⟨

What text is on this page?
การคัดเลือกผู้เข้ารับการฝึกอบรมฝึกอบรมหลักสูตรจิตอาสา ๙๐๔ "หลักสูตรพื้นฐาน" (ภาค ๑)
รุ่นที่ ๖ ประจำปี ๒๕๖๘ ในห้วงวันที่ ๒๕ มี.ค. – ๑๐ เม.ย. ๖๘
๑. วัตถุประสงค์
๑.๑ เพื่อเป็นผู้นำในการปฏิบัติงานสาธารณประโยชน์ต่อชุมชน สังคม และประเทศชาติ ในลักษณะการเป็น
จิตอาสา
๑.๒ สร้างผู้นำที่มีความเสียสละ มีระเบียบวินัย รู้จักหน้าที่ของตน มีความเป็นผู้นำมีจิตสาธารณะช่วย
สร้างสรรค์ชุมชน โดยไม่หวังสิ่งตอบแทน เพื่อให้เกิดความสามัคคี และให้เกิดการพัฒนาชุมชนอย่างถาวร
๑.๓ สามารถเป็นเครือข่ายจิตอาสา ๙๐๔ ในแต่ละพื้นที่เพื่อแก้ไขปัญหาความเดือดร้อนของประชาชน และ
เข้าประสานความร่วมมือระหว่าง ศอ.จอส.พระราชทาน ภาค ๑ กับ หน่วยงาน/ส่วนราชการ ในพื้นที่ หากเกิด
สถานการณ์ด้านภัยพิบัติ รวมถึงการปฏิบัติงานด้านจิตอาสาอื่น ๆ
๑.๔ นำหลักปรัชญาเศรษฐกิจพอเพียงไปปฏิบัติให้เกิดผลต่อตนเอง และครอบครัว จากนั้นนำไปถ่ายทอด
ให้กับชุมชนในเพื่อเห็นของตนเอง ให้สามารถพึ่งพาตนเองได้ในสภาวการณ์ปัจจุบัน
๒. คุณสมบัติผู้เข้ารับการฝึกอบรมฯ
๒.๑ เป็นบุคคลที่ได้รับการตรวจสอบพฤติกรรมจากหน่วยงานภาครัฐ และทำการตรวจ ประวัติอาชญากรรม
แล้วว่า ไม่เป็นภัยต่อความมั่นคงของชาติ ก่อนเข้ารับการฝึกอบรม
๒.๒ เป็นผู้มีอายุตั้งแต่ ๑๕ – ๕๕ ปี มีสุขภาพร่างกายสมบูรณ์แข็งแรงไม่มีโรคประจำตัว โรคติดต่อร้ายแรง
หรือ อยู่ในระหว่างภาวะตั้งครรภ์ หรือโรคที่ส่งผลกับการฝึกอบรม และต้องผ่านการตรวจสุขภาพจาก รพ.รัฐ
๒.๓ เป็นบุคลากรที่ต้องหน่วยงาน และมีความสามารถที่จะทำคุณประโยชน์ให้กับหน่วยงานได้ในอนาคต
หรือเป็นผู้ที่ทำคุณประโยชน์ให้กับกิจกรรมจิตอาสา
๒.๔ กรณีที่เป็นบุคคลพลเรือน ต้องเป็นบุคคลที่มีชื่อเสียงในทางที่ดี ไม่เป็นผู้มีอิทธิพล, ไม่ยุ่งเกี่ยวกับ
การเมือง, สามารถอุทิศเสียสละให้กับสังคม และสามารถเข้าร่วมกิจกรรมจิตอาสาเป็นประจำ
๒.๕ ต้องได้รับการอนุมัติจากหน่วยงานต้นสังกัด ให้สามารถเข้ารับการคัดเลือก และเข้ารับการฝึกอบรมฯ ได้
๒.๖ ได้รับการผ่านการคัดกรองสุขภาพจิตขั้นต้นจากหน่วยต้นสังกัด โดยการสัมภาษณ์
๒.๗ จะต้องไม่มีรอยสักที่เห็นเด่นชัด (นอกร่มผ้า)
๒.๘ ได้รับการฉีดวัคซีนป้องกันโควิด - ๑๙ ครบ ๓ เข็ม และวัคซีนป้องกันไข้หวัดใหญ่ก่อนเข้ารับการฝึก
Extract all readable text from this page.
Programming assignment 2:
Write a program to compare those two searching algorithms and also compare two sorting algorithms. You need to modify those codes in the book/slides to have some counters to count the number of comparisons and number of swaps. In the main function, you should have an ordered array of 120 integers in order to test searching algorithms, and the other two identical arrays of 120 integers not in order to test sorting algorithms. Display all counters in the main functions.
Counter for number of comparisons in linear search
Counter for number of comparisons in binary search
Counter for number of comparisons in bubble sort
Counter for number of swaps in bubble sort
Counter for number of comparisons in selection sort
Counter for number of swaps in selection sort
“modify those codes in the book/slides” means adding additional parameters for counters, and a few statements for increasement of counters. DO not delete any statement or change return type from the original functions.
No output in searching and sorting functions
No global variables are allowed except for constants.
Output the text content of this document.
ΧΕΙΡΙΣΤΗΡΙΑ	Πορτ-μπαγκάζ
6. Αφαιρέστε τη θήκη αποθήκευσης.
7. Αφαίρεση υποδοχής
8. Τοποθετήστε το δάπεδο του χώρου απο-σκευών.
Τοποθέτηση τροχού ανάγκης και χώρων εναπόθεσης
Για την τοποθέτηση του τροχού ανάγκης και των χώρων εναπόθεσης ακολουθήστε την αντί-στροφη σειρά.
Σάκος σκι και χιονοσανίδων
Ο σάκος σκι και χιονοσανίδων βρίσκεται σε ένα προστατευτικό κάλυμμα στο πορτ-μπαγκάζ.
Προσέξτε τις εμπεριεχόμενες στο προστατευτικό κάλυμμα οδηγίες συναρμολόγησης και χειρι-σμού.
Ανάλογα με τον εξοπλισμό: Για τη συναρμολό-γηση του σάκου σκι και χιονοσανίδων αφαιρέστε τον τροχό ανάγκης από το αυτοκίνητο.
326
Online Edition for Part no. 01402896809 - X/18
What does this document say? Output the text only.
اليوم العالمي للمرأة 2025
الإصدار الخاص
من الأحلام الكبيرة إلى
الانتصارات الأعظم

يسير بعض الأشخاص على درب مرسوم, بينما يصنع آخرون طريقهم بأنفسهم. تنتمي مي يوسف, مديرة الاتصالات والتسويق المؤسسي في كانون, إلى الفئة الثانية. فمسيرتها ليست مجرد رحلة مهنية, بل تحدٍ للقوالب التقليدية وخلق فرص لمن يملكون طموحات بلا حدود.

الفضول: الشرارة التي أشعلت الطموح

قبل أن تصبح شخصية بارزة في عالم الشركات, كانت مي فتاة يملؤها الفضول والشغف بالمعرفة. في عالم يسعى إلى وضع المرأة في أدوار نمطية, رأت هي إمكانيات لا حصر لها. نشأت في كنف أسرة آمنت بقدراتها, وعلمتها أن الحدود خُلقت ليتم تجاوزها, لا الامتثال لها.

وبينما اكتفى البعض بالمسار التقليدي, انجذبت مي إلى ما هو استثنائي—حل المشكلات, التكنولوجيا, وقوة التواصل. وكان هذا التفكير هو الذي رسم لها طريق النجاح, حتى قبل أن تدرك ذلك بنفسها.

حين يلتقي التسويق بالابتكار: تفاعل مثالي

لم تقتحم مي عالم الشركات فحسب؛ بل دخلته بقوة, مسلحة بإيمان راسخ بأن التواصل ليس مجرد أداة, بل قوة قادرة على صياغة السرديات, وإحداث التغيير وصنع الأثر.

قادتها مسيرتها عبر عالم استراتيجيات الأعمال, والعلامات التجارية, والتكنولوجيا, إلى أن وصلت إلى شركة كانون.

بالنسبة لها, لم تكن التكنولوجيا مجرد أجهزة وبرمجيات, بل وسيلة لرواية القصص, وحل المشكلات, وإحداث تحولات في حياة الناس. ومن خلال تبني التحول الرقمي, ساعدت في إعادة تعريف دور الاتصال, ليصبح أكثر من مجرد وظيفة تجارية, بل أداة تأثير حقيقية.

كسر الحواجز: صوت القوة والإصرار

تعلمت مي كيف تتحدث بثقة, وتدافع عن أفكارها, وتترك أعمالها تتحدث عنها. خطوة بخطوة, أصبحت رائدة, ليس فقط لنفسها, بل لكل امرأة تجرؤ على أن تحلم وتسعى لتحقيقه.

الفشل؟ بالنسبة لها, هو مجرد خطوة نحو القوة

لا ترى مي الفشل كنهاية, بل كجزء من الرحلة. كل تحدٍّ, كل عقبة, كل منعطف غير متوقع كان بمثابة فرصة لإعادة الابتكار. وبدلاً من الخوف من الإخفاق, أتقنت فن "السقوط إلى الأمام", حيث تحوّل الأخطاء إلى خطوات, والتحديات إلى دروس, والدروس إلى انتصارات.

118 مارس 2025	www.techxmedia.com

⟩

## BRIEF
Look through the data above. Each line containing the word "document" needs to be copied.

## TASK SOLUTION
Output the text content of this document.
What does this document say? Output the text only.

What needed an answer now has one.